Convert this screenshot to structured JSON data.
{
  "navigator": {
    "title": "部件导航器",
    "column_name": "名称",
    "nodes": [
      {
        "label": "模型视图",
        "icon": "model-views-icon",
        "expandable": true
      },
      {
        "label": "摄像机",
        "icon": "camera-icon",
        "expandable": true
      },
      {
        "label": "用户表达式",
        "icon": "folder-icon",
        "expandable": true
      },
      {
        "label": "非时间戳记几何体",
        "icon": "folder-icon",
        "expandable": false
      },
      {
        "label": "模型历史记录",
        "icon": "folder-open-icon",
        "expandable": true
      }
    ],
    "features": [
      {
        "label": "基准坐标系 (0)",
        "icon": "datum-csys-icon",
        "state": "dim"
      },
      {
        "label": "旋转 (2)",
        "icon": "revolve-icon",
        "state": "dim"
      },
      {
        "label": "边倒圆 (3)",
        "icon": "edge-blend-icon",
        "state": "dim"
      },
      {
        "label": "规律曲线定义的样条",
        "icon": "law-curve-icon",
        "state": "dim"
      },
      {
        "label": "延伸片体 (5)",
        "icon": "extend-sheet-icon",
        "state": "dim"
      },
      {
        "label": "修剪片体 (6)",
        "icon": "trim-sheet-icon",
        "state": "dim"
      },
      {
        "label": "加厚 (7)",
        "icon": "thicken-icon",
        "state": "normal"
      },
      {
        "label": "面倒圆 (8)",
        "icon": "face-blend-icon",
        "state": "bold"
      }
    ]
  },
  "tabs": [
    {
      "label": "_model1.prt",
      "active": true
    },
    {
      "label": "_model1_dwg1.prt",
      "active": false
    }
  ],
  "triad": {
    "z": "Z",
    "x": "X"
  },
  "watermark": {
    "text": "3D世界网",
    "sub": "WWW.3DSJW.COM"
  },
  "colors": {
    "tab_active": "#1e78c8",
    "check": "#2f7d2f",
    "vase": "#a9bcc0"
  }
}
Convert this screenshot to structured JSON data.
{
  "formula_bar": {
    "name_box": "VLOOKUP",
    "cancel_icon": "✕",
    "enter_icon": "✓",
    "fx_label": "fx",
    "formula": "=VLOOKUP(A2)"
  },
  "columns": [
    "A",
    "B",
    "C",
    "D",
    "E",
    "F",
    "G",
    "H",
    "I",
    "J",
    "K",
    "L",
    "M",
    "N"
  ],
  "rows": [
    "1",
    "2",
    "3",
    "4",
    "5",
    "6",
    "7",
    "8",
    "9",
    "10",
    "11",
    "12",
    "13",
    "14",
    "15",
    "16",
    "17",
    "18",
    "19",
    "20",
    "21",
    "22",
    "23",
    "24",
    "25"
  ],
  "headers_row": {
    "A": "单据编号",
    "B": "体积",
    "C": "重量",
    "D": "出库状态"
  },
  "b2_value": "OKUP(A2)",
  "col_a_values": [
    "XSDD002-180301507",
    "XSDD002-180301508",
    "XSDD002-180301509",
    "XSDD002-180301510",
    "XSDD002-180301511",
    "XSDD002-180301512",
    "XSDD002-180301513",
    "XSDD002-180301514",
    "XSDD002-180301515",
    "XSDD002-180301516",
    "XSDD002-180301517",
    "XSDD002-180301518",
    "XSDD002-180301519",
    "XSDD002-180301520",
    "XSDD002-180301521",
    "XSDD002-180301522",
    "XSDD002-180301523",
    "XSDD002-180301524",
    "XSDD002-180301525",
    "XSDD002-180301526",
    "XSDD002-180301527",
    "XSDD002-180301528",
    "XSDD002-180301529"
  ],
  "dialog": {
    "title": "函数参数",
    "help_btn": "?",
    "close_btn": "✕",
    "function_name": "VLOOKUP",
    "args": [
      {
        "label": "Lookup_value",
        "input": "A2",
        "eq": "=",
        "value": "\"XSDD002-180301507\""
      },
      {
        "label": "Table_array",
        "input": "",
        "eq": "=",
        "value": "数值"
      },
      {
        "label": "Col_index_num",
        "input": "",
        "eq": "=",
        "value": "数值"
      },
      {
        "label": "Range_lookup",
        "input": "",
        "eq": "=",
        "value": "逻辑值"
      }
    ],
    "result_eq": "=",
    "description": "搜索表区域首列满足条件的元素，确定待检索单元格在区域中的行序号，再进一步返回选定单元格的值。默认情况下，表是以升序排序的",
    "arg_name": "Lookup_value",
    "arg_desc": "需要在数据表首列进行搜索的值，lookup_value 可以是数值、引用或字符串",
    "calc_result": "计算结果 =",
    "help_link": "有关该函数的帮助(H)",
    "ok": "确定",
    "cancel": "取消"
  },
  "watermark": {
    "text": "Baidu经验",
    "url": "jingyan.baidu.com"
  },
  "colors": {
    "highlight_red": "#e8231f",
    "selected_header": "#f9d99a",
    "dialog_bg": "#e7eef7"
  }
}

--------------------

• [WHAT YOU NEED TO DO]
Make an exact copy of the data above.

• [TASK OUTPUT]
Convert this screenshot to structured JSON data.
{
  "navigator": {
    "title": "部件导航器",
    "column_name": "名称",
    "nodes": [
      {
        "label": "模型视图",
        "icon": "model-views-icon",
        "expandable": true
      },
      {
        "label": "摄像机",
        "icon": "camera-icon",
        "expandable": true
      },
      {
        "label": "用户表达式",
        "icon": "folder-icon",
        "expandable": true
      },
      {
        "label": "非时间戳记几何体",
        "icon": "folder-icon",
        "expandable": false
      },
      {
        "label": "模型历史记录",
        "icon": "folder-open-icon",
        "expandable": true
      }
    ],
    "features": [
      {
        "label": "基准坐标系 (0)",
        "icon": "datum-csys-icon",
        "state": "dim"
      },
      {
        "label": "旋转 (2)",
        "icon": "revolve-icon",
        "state": "dim"
      },
      {
        "label": "边倒圆 (3)",
        "icon": "edge-blend-icon",
        "state": "dim"
      },
      {
        "label": "规律曲线定义的样条",
        "icon": "law-curve-icon",
        "state": "dim"
      },
      {
        "label": "延伸片体 (5)",
        "icon": "extend-sheet-icon",
        "state": "dim"
      },
      {
        "label": "修剪片体 (6)",
        "icon": "trim-sheet-icon",
        "state": "dim"
      },
      {
        "label": "加厚 (7)",
        "icon": "thicken-icon",
        "state": "normal"
      },
      {
        "label": "面倒圆 (8)",
        "icon": "face-blend-icon",
        "state": "bold"
      }
    ]
  },
  "tabs": [
    {
      "label": "_model1.prt",
      "active": true
    },
    {
      "label": "_model1_dwg1.prt",
      "active": false
    }
  ],
  "triad": {
    "z": "Z",
    "x": "X"
  },
  "watermark": {
    "text": "3D世界网",
    "sub": "WWW.3DSJW.COM"
  },
  "colors": {
    "tab_active": "#1e78c8",
    "check": "#2f7d2f",
    "vase": "#a9bcc0"
  }
}
Convert this screenshot to structured JSON data.
{
  "formula_bar": {
    "name_box": "VLOOKUP",
    "cancel_icon": "✕",
    "enter_icon": "✓",
    "fx_label": "fx",
    "formula": "=VLOOKUP(A2)"
  },
  "columns": [
    "A",
    "B",
    "C",
    "D",
    "E",
    "F",
    "G",
    "H",
    "I",
    "J",
    "K",
    "L",
    "M",
    "N"
  ],
  "rows": [
    "1",
    "2",
    "3",
    "4",
    "5",
    "6",
    "7",
    "8",
    "9",
    "10",
    "11",
    "12",
    "13",
    "14",
    "15",
    "16",
    "17",
    "18",
    "19",
    "20",
    "21",
    "22",
    "23",
    "24",
    "25"
  ],
  "headers_row": {
    "A": "单据编号",
    "B": "体积",
    "C": "重量",
    "D": "出库状态"
  },
  "b2_value": "OKUP(A2)",
  "col_a_values": [
    "XSDD002-180301507",
    "XSDD002-180301508",
    "XSDD002-180301509",
    "XSDD002-180301510",
    "XSDD002-180301511",
    "XSDD002-180301512",
    "XSDD002-180301513",
    "XSDD002-180301514",
    "XSDD002-180301515",
    "XSDD002-180301516",
    "XSDD002-180301517",
    "XSDD002-180301518",
    "XSDD002-180301519",
    "XSDD002-180301520",
    "XSDD002-180301521",
    "XSDD002-180301522",
    "XSDD002-180301523",
    "XSDD002-180301524",
    "XSDD002-180301525",
    "XSDD002-180301526",
    "XSDD002-180301527",
    "XSDD002-180301528",
    "XSDD002-180301529"
  ],
  "dialog": {
    "title": "函数参数",
    "help_btn": "?",
    "close_btn": "✕",
    "function_name": "VLOOKUP",
    "args": [
      {
        "label": "Lookup_value",
        "input": "A2",
        "eq": "=",
        "value": "\"XSDD002-180301507\""
      },
      {
        "label": "Table_array",
        "input": "",
        "eq": "=",
        "value": "数值"
      },
      {
        "label": "Col_index_num",
        "input": "",
        "eq": "=",
        "value": "数值"
      },
      {
        "label": "Range_lookup",
        "input": "",
        "eq": "=",
        "value": "逻辑值"
      }
    ],
    "result_eq": "=",
    "description": "搜索表区域首列满足条件的元素，确定待检索单元格在区域中的行序号，再进一步返回选定单元格的值。默认情况下，表是以升序排序的",
    "arg_name": "Lookup_value",
    "arg_desc": "需要在数据表首列进行搜索的值，lookup_value 可以是数值、引用或字符串",
    "calc_result": "计算结果 =",
    "help_link": "有关该函数的帮助(H)",
    "ok": "确定",
    "cancel": "取消"
  },
  "watermark": {
    "text": "Baidu经验",
    "url": "jingyan.baidu.com"
  },
  "colors": {
    "highlight_red": "#e8231f",
    "selected_header": "#f9d99a",
    "dialog_bg": "#e7eef7"
  }
}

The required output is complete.